▸ EXERCISE AIM
A verbatim copy of the records is required, with all pictures left out.

▸ EXERCISE INPUT
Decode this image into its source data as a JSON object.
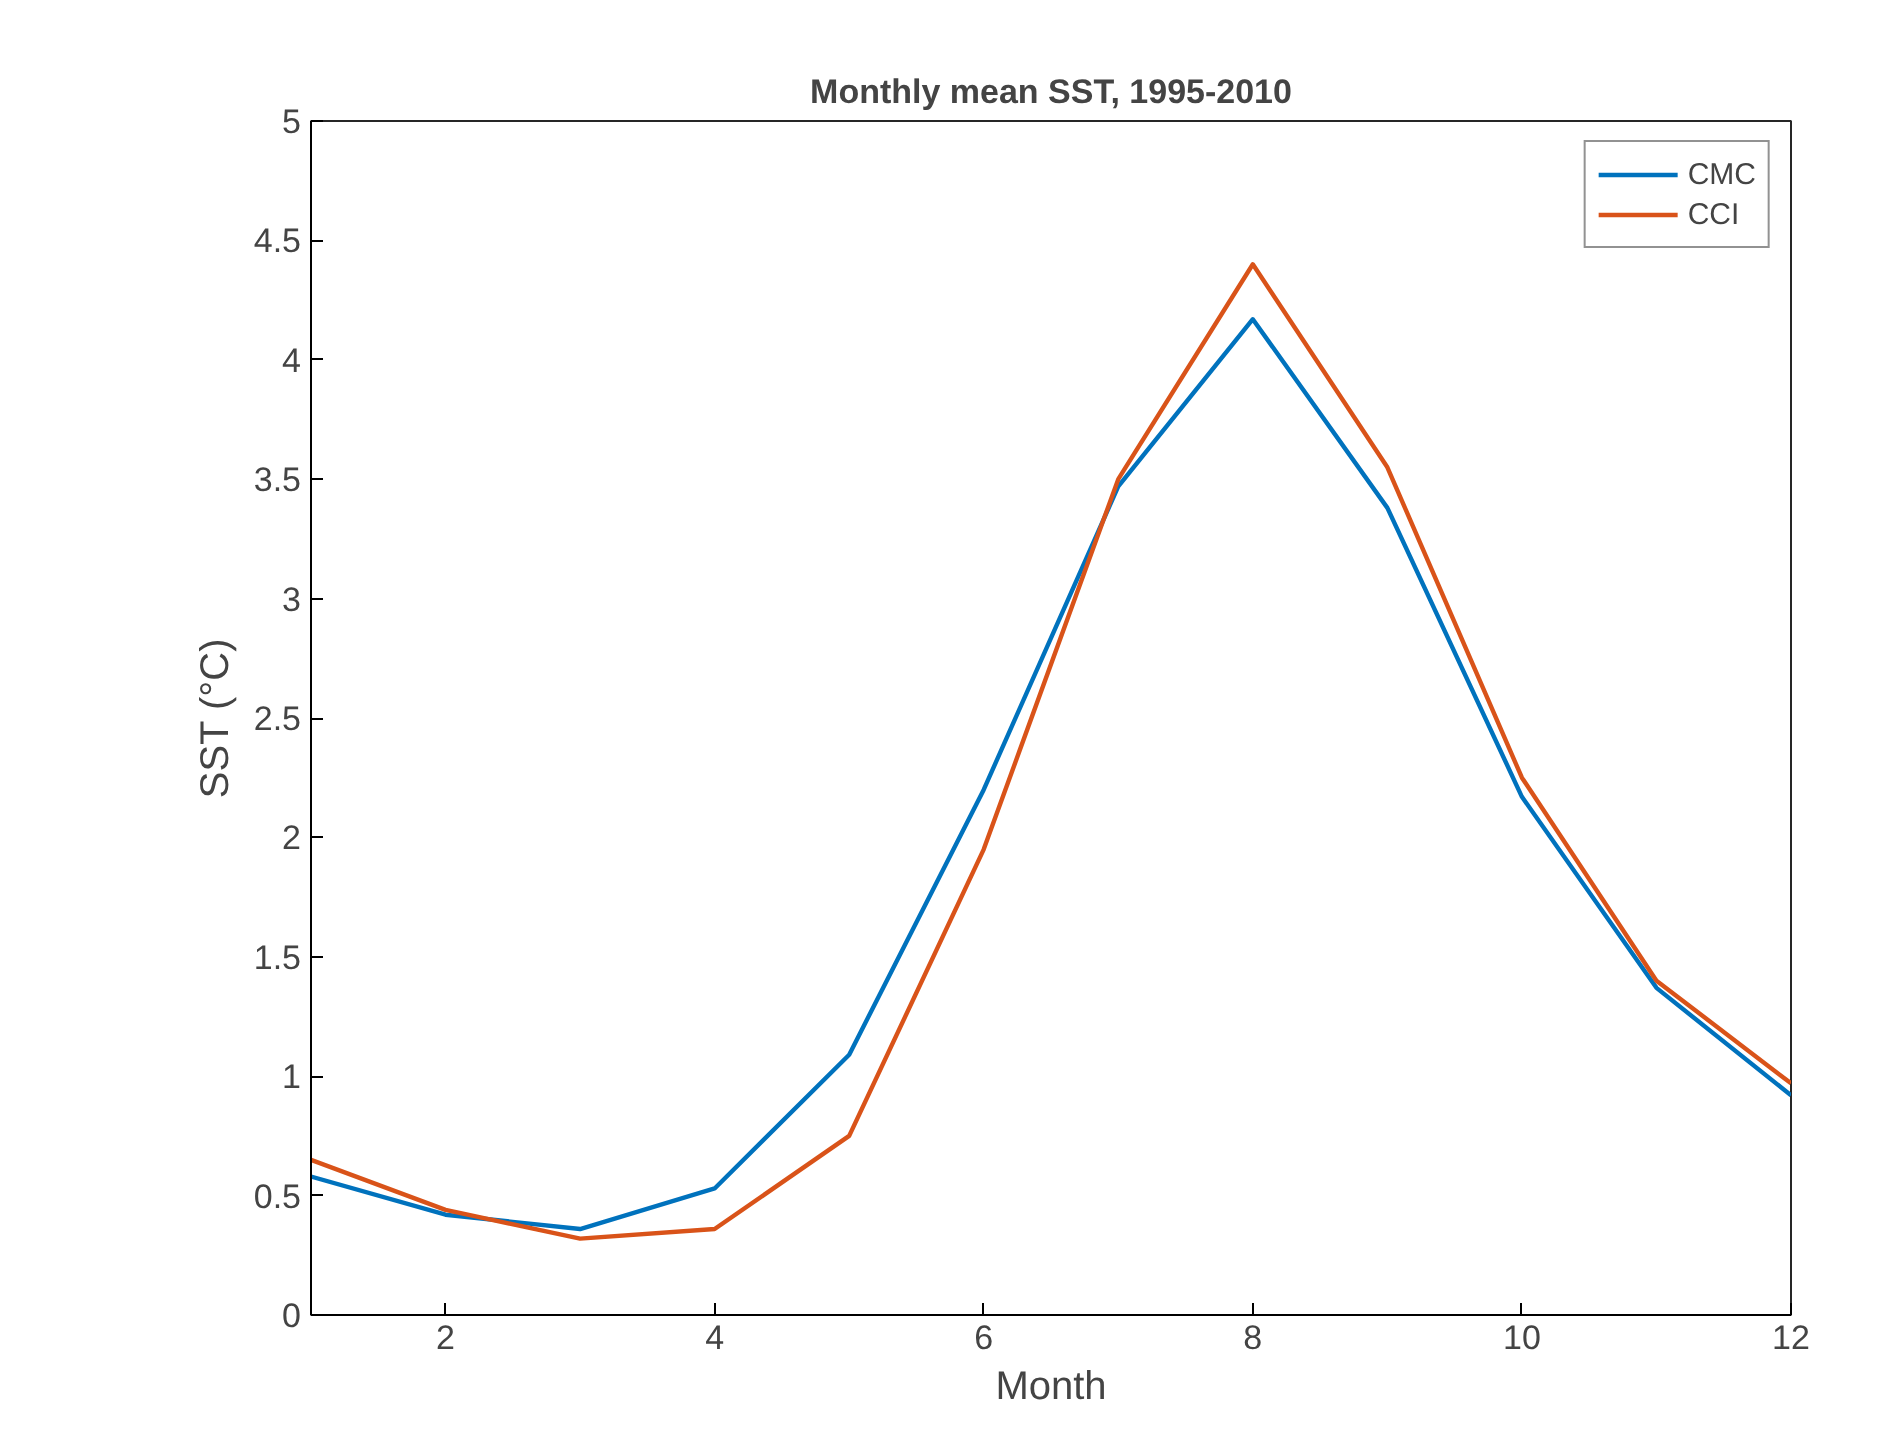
{
  "chart_data": {
    "type": "line",
    "title": "Monthly mean SST, 1995-2010",
    "xlabel": "Month",
    "ylabel": "SST (°C)",
    "x": [
      1,
      2,
      3,
      4,
      5,
      6,
      7,
      8,
      9,
      10,
      11,
      12
    ],
    "series": [
      {
        "name": "CMC",
        "color": "#0072bd",
        "values": [
          0.58,
          0.42,
          0.36,
          0.53,
          1.09,
          2.2,
          3.47,
          4.17,
          3.38,
          2.17,
          1.37,
          0.92
        ]
      },
      {
        "name": "CCI",
        "color": "#d95319",
        "values": [
          0.65,
          0.44,
          0.32,
          0.36,
          0.75,
          1.95,
          3.5,
          4.4,
          3.55,
          2.25,
          1.4,
          0.97
        ]
      }
    ],
    "xlim": [
      1,
      12
    ],
    "xticks": [
      2,
      4,
      6,
      8,
      10,
      12
    ],
    "ylim": [
      0,
      5
    ],
    "yticks": [
      0,
      0.5,
      1,
      1.5,
      2,
      2.5,
      3,
      3.5,
      4,
      4.5,
      5
    ],
    "grid": false,
    "legend": "top right",
    "marker": "none",
    "line_style": "solid"
  }
}
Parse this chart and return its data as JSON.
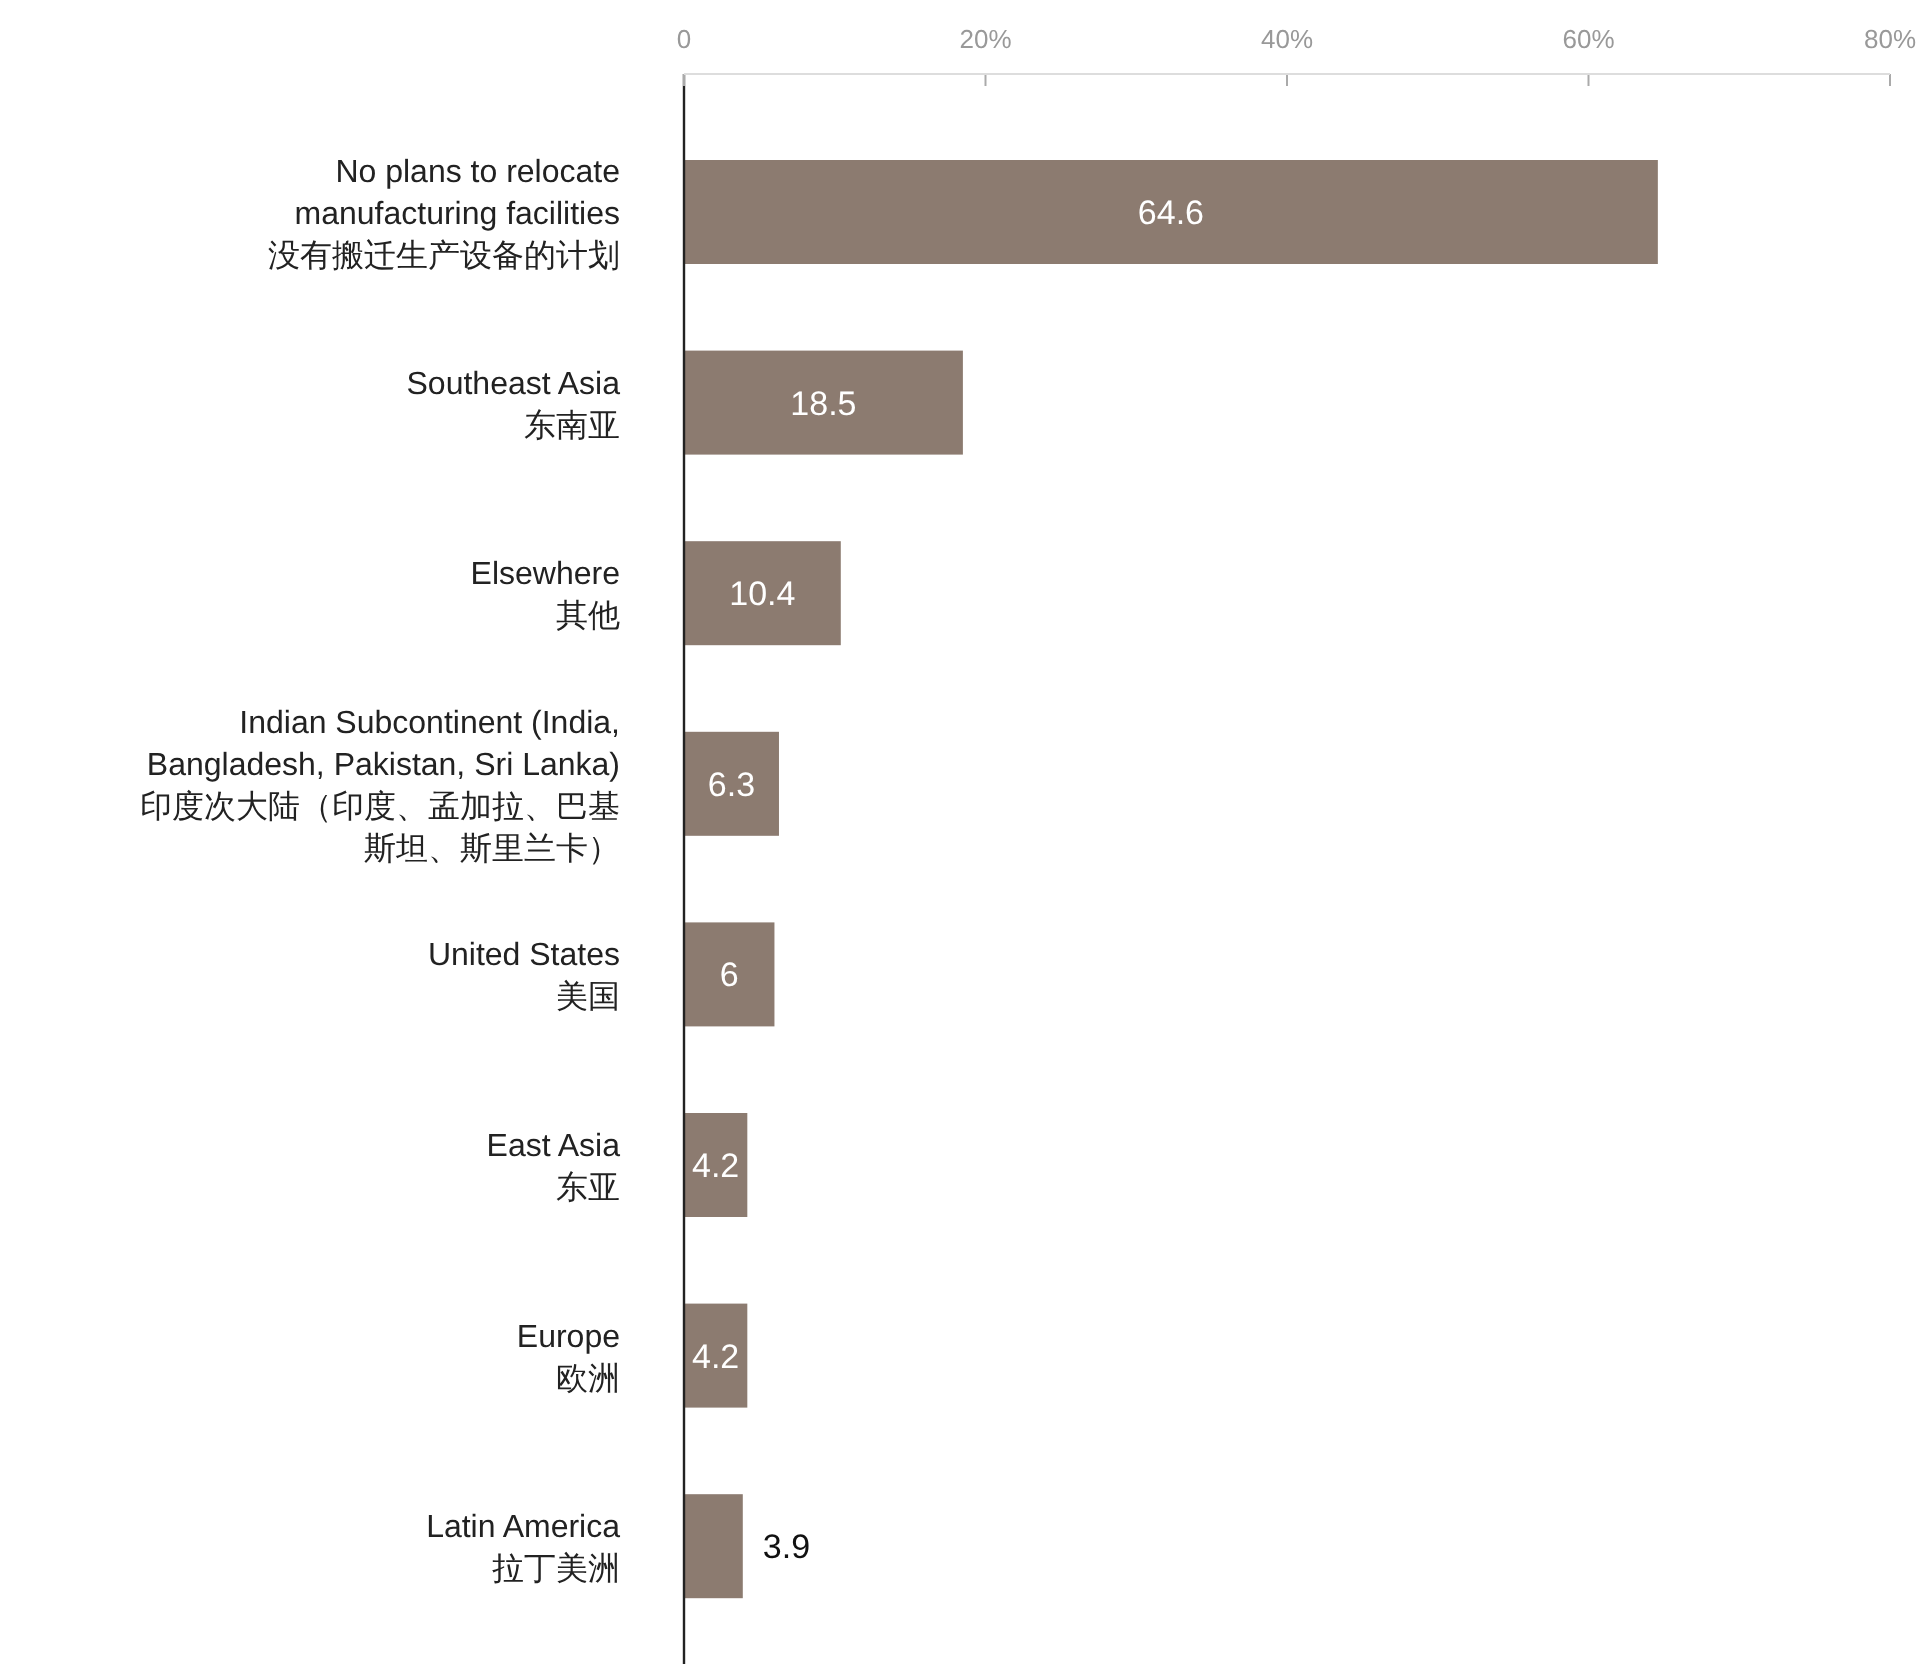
{
  "chart_data": {
    "type": "bar",
    "orientation": "horizontal",
    "categories": [
      "No plans to relocate\nmanufacturing facilities\n没有搬迁生产设备的计划",
      "Southeast Asia\n东南亚",
      "Elsewhere\n其他",
      "Indian Subcontinent (India,\nBangladesh, Pakistan, Sri Lanka)\n印度次大陆（印度、孟加拉、巴基斯坦、斯里兰卡）",
      "United States\n美国",
      "East Asia\n东亚",
      "Europe\n欧洲",
      "Latin America\n拉丁美洲"
    ],
    "values": [
      64.6,
      18.5,
      10.4,
      6.3,
      6,
      4.2,
      4.2,
      3.9
    ],
    "color": "#8c7b70",
    "xlim": [
      0,
      80
    ],
    "xticks": [
      0,
      {
        "value": 20,
        "label": "20%"
      },
      {
        "value": 40,
        "label": "40%"
      },
      {
        "value": 60,
        "label": "60%"
      },
      {
        "value": 80,
        "label": "80%"
      }
    ],
    "data_labels": true
  }
}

▸ EXERCISE ANSWER
Decode this image into its source data as a JSON object.
{
  "chart_data": {
    "type": "line",
    "title": "Monthly mean SST, 1995-2010",
    "xlabel": "Month",
    "ylabel": "SST (°C)",
    "x": [
      1,
      2,
      3,
      4,
      5,
      6,
      7,
      8,
      9,
      10,
      11,
      12
    ],
    "series": [
      {
        "name": "CMC",
        "color": "#0072bd",
        "values": [
          0.58,
          0.42,
          0.36,
          0.53,
          1.09,
          2.2,
          3.47,
          4.17,
          3.38,
          2.17,
          1.37,
          0.92
        ]
      },
      {
        "name": "CCI",
        "color": "#d95319",
        "values": [
          0.65,
          0.44,
          0.32,
          0.36,
          0.75,
          1.95,
          3.5,
          4.4,
          3.55,
          2.25,
          1.4,
          0.97
        ]
      }
    ],
    "xlim": [
      1,
      12
    ],
    "xticks": [
      2,
      4,
      6,
      8,
      10,
      12
    ],
    "ylim": [
      0,
      5
    ],
    "yticks": [
      0,
      0.5,
      1,
      1.5,
      2,
      2.5,
      3,
      3.5,
      4,
      4.5,
      5
    ],
    "grid": false,
    "legend": "top right",
    "marker": "none",
    "line_style": "solid"
  }
}
Parse this chart and return its data as JSON.
{
  "chart_data": {
    "type": "bar",
    "orientation": "horizontal",
    "categories": [
      "No plans to relocate\nmanufacturing facilities\n没有搬迁生产设备的计划",
      "Southeast Asia\n东南亚",
      "Elsewhere\n其他",
      "Indian Subcontinent (India,\nBangladesh, Pakistan, Sri Lanka)\n印度次大陆（印度、孟加拉、巴基斯坦、斯里兰卡）",
      "United States\n美国",
      "East Asia\n东亚",
      "Europe\n欧洲",
      "Latin America\n拉丁美洲"
    ],
    "values": [
      64.6,
      18.5,
      10.4,
      6.3,
      6,
      4.2,
      4.2,
      3.9
    ],
    "color": "#8c7b70",
    "xlim": [
      0,
      80
    ],
    "xticks": [
      0,
      {
        "value": 20,
        "label": "20%"
      },
      {
        "value": 40,
        "label": "40%"
      },
      {
        "value": 60,
        "label": "60%"
      },
      {
        "value": 80,
        "label": "80%"
      }
    ],
    "data_labels": true
  }
}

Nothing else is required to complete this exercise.